>>>

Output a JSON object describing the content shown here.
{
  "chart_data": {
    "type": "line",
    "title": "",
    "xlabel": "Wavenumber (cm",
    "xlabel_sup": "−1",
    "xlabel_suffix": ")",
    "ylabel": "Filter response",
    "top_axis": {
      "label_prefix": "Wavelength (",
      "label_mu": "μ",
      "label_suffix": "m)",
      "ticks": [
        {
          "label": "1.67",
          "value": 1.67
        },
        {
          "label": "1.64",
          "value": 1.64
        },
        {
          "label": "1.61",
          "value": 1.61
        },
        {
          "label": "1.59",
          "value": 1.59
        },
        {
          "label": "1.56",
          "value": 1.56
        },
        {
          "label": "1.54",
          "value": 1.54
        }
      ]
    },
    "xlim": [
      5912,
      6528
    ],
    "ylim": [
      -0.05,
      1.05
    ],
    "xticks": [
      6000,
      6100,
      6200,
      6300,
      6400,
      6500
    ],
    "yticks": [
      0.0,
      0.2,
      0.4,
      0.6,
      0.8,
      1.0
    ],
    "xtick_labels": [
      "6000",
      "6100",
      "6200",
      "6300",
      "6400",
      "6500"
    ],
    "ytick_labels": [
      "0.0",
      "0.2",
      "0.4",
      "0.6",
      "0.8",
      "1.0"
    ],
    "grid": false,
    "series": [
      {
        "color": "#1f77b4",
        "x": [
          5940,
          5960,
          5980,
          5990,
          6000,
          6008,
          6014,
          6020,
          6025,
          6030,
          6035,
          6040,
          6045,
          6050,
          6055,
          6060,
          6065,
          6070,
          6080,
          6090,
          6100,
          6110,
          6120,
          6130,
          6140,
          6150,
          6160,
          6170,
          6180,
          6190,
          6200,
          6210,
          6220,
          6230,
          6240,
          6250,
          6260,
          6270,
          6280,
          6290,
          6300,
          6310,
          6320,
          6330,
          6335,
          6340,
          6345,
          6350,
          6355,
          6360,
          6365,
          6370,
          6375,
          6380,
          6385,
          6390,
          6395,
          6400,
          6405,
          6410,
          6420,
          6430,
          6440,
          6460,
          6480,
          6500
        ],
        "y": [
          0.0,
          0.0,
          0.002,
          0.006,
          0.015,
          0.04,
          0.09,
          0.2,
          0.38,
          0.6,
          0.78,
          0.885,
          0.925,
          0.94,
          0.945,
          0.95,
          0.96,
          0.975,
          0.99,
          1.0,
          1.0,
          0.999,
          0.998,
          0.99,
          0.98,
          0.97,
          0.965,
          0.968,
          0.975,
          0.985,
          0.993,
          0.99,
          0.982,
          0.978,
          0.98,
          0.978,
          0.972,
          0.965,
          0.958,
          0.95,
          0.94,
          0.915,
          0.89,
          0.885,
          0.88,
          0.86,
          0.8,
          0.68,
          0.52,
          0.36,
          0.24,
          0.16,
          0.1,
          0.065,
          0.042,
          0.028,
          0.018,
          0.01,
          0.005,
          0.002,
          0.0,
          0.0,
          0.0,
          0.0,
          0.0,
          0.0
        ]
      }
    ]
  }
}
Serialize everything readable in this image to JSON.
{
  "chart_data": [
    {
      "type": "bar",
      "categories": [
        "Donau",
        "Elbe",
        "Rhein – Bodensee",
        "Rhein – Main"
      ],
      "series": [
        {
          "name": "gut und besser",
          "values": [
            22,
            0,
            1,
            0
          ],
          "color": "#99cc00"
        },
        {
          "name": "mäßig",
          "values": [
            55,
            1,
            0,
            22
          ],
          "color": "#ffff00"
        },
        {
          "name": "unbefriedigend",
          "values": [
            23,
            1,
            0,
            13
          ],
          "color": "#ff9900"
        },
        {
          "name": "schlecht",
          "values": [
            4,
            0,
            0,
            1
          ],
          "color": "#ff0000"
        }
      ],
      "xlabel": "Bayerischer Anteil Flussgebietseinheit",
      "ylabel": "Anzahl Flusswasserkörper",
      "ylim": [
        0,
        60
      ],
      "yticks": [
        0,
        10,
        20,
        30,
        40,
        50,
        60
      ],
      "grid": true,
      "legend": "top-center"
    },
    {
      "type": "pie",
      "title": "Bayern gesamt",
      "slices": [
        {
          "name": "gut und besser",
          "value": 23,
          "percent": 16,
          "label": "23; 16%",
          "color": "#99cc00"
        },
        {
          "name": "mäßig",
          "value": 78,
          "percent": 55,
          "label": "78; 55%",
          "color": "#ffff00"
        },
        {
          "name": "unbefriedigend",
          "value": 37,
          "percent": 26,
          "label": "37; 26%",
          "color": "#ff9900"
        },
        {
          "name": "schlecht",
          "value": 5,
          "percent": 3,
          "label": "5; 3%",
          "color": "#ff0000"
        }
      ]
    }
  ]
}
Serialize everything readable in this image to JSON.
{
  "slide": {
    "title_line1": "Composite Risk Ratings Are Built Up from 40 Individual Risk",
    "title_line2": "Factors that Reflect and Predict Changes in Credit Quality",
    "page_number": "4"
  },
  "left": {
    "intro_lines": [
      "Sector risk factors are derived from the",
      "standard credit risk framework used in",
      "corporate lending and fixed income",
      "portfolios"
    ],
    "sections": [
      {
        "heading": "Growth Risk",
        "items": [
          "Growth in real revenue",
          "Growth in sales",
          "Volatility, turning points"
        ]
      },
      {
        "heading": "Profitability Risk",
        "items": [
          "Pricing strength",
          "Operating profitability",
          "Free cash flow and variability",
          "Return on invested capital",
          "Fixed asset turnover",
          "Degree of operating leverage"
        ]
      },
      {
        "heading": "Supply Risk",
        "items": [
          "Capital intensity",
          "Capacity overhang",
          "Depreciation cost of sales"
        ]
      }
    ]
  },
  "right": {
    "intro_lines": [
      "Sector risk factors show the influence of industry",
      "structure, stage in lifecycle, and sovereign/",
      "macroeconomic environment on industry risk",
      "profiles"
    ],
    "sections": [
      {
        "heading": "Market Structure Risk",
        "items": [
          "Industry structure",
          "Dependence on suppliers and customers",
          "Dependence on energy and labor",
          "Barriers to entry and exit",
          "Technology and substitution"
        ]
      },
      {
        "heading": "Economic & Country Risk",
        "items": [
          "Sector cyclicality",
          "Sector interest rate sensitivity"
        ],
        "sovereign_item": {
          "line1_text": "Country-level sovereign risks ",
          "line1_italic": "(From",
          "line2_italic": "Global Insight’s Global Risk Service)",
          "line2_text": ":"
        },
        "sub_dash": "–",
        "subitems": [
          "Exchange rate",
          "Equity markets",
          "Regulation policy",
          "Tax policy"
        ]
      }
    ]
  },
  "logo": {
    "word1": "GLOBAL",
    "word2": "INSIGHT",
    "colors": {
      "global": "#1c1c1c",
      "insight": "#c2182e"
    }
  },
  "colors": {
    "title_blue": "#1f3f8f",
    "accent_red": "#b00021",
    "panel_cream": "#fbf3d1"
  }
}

<<<

**Work to do:**
Sift the material for lines with the string "heading". Copy each one found.

**The solution:**
        "heading": "Growth Risk",
        "heading": "Profitability Risk",
        "heading": "Supply Risk",
        "heading": "Market Structure Risk",
        "heading": "Economic & Country Risk",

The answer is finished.